■ Written problem
Reproduce all of the data word for word.
........
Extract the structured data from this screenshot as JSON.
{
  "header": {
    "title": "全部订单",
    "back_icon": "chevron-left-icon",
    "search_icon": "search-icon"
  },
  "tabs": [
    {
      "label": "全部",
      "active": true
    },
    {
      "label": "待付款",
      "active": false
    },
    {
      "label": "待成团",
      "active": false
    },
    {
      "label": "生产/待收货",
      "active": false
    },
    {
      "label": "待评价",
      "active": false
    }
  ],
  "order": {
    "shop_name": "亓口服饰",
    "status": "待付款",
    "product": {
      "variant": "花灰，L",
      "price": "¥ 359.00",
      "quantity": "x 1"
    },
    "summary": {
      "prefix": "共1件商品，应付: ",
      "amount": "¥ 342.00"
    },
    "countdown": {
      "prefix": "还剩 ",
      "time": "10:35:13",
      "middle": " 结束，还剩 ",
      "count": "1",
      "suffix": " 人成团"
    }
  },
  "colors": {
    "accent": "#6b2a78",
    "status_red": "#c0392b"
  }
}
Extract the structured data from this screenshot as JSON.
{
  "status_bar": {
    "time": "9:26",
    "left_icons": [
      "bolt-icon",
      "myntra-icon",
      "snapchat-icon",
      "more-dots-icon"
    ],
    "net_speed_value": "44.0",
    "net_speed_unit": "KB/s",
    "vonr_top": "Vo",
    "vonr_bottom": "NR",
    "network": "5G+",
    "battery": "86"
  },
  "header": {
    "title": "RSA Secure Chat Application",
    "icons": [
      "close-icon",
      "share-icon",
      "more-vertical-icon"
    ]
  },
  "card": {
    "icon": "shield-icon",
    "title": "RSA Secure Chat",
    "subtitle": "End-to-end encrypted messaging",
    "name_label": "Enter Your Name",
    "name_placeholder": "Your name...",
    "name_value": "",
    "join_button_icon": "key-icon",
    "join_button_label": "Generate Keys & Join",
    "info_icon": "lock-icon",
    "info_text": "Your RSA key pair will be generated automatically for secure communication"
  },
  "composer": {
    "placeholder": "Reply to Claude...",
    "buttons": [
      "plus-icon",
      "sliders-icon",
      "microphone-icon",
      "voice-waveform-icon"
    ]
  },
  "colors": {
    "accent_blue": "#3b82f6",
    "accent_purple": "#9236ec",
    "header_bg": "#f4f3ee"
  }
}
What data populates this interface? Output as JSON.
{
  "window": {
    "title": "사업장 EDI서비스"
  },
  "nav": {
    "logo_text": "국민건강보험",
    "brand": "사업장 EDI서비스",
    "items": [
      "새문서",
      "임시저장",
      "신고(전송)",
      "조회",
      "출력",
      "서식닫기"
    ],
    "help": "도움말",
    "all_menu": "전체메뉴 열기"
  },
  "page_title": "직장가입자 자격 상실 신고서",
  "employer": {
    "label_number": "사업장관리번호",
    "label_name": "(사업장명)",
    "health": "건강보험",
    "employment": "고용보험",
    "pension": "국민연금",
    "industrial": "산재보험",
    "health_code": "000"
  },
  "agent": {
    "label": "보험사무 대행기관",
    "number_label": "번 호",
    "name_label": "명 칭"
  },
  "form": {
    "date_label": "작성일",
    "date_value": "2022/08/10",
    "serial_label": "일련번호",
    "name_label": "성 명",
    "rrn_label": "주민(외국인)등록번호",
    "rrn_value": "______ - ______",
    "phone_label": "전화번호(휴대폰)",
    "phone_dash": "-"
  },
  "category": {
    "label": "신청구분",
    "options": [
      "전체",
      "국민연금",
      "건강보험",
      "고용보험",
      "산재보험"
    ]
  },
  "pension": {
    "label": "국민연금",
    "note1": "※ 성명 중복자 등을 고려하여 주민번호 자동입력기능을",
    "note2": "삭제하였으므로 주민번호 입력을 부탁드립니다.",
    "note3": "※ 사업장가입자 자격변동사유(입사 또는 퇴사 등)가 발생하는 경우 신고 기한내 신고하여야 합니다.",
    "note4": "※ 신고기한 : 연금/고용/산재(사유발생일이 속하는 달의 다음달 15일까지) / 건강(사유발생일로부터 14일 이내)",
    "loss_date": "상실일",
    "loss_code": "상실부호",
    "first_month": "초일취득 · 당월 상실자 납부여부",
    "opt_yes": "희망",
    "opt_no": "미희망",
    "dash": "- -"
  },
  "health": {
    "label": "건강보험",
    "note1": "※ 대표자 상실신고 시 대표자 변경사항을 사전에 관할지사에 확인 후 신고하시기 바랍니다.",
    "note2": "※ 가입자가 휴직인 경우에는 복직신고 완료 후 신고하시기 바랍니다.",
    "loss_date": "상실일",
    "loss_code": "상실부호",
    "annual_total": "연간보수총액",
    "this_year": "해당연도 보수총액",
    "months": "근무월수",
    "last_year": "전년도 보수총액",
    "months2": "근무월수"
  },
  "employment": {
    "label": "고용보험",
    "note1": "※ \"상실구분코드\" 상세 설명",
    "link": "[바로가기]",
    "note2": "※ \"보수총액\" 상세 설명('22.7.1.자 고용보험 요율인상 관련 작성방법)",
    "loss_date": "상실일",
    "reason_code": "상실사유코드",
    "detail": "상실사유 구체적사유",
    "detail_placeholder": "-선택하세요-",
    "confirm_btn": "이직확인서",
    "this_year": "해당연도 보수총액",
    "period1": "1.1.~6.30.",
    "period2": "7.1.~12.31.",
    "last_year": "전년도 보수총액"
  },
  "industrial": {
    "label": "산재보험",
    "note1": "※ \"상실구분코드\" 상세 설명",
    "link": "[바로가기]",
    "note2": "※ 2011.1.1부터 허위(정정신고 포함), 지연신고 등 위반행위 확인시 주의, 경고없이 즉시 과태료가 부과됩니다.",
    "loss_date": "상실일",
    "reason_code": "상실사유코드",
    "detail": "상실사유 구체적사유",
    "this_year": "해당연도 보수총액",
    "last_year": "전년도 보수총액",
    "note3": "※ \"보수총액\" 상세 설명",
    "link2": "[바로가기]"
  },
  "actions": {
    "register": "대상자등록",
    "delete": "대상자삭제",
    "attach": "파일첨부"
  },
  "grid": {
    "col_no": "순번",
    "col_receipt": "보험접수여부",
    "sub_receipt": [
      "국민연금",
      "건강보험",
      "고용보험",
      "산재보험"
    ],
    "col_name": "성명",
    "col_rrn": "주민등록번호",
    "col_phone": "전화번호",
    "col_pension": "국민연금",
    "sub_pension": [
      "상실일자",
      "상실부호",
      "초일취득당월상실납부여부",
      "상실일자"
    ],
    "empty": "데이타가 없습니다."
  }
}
........
■ Output for this task
Extract the structured data from this screenshot as JSON.
{
  "header": {
    "title": "全部订单",
    "back_icon": "chevron-left-icon",
    "search_icon": "search-icon"
  },
  "tabs": [
    {
      "label": "全部",
      "active": true
    },
    {
      "label": "待付款",
      "active": false
    },
    {
      "label": "待成团",
      "active": false
    },
    {
      "label": "生产/待收货",
      "active": false
    },
    {
      "label": "待评价",
      "active": false
    }
  ],
  "order": {
    "shop_name": "亓口服饰",
    "status": "待付款",
    "product": {
      "variant": "花灰，L",
      "price": "¥ 359.00",
      "quantity": "x 1"
    },
    "summary": {
      "prefix": "共1件商品，应付: ",
      "amount": "¥ 342.00"
    },
    "countdown": {
      "prefix": "还剩 ",
      "time": "10:35:13",
      "middle": " 结束，还剩 ",
      "count": "1",
      "suffix": " 人成团"
    }
  },
  "colors": {
    "accent": "#6b2a78",
    "status_red": "#c0392b"
  }
}
Extract the structured data from this screenshot as JSON.
{
  "status_bar": {
    "time": "9:26",
    "left_icons": [
      "bolt-icon",
      "myntra-icon",
      "snapchat-icon",
      "more-dots-icon"
    ],
    "net_speed_value": "44.0",
    "net_speed_unit": "KB/s",
    "vonr_top": "Vo",
    "vonr_bottom": "NR",
    "network": "5G+",
    "battery": "86"
  },
  "header": {
    "title": "RSA Secure Chat Application",
    "icons": [
      "close-icon",
      "share-icon",
      "more-vertical-icon"
    ]
  },
  "card": {
    "icon": "shield-icon",
    "title": "RSA Secure Chat",
    "subtitle": "End-to-end encrypted messaging",
    "name_label": "Enter Your Name",
    "name_placeholder": "Your name...",
    "name_value": "",
    "join_button_icon": "key-icon",
    "join_button_label": "Generate Keys & Join",
    "info_icon": "lock-icon",
    "info_text": "Your RSA key pair will be generated automatically for secure communication"
  },
  "composer": {
    "placeholder": "Reply to Claude...",
    "buttons": [
      "plus-icon",
      "sliders-icon",
      "microphone-icon",
      "voice-waveform-icon"
    ]
  },
  "colors": {
    "accent_blue": "#3b82f6",
    "accent_purple": "#9236ec",
    "header_bg": "#f4f3ee"
  }
}
What data populates this interface? Output as JSON.
{
  "window": {
    "title": "사업장 EDI서비스"
  },
  "nav": {
    "logo_text": "국민건강보험",
    "brand": "사업장 EDI서비스",
    "items": [
      "새문서",
      "임시저장",
      "신고(전송)",
      "조회",
      "출력",
      "서식닫기"
    ],
    "help": "도움말",
    "all_menu": "전체메뉴 열기"
  },
  "page_title": "직장가입자 자격 상실 신고서",
  "employer": {
    "label_number": "사업장관리번호",
    "label_name": "(사업장명)",
    "health": "건강보험",
    "employment": "고용보험",
    "pension": "국민연금",
    "industrial": "산재보험",
    "health_code": "000"
  },
  "agent": {
    "label": "보험사무 대행기관",
    "number_label": "번 호",
    "name_label": "명 칭"
  },
  "form": {
    "date_label": "작성일",
    "date_value": "2022/08/10",
    "serial_label": "일련번호",
    "name_label": "성 명",
    "rrn_label": "주민(외국인)등록번호",
    "rrn_value": "______ - ______",
    "phone_label": "전화번호(휴대폰)",
    "phone_dash": "-"
  },
  "category": {
    "label": "신청구분",
    "options": [
      "전체",
      "국민연금",
      "건강보험",
      "고용보험",
      "산재보험"
    ]
  },
  "pension": {
    "label": "국민연금",
    "note1": "※ 성명 중복자 등을 고려하여 주민번호 자동입력기능을",
    "note2": "삭제하였으므로 주민번호 입력을 부탁드립니다.",
    "note3": "※ 사업장가입자 자격변동사유(입사 또는 퇴사 등)가 발생하는 경우 신고 기한내 신고하여야 합니다.",
    "note4": "※ 신고기한 : 연금/고용/산재(사유발생일이 속하는 달의 다음달 15일까지) / 건강(사유발생일로부터 14일 이내)",
    "loss_date": "상실일",
    "loss_code": "상실부호",
    "first_month": "초일취득 · 당월 상실자 납부여부",
    "opt_yes": "희망",
    "opt_no": "미희망",
    "dash": "- -"
  },
  "health": {
    "label": "건강보험",
    "note1": "※ 대표자 상실신고 시 대표자 변경사항을 사전에 관할지사에 확인 후 신고하시기 바랍니다.",
    "note2": "※ 가입자가 휴직인 경우에는 복직신고 완료 후 신고하시기 바랍니다.",
    "loss_date": "상실일",
    "loss_code": "상실부호",
    "annual_total": "연간보수총액",
    "this_year": "해당연도 보수총액",
    "months": "근무월수",
    "last_year": "전년도 보수총액",
    "months2": "근무월수"
  },
  "employment": {
    "label": "고용보험",
    "note1": "※ \"상실구분코드\" 상세 설명",
    "link": "[바로가기]",
    "note2": "※ \"보수총액\" 상세 설명('22.7.1.자 고용보험 요율인상 관련 작성방법)",
    "loss_date": "상실일",
    "reason_code": "상실사유코드",
    "detail": "상실사유 구체적사유",
    "detail_placeholder": "-선택하세요-",
    "confirm_btn": "이직확인서",
    "this_year": "해당연도 보수총액",
    "period1": "1.1.~6.30.",
    "period2": "7.1.~12.31.",
    "last_year": "전년도 보수총액"
  },
  "industrial": {
    "label": "산재보험",
    "note1": "※ \"상실구분코드\" 상세 설명",
    "link": "[바로가기]",
    "note2": "※ 2011.1.1부터 허위(정정신고 포함), 지연신고 등 위반행위 확인시 주의, 경고없이 즉시 과태료가 부과됩니다.",
    "loss_date": "상실일",
    "reason_code": "상실사유코드",
    "detail": "상실사유 구체적사유",
    "this_year": "해당연도 보수총액",
    "last_year": "전년도 보수총액",
    "note3": "※ \"보수총액\" 상세 설명",
    "link2": "[바로가기]"
  },
  "actions": {
    "register": "대상자등록",
    "delete": "대상자삭제",
    "attach": "파일첨부"
  },
  "grid": {
    "col_no": "순번",
    "col_receipt": "보험접수여부",
    "sub_receipt": [
      "국민연금",
      "건강보험",
      "고용보험",
      "산재보험"
    ],
    "col_name": "성명",
    "col_rrn": "주민등록번호",
    "col_phone": "전화번호",
    "col_pension": "국민연금",
    "sub_pension": [
      "상실일자",
      "상실부호",
      "초일취득당월상실납부여부",
      "상실일자"
    ],
    "empty": "데이타가 없습니다."
  }
}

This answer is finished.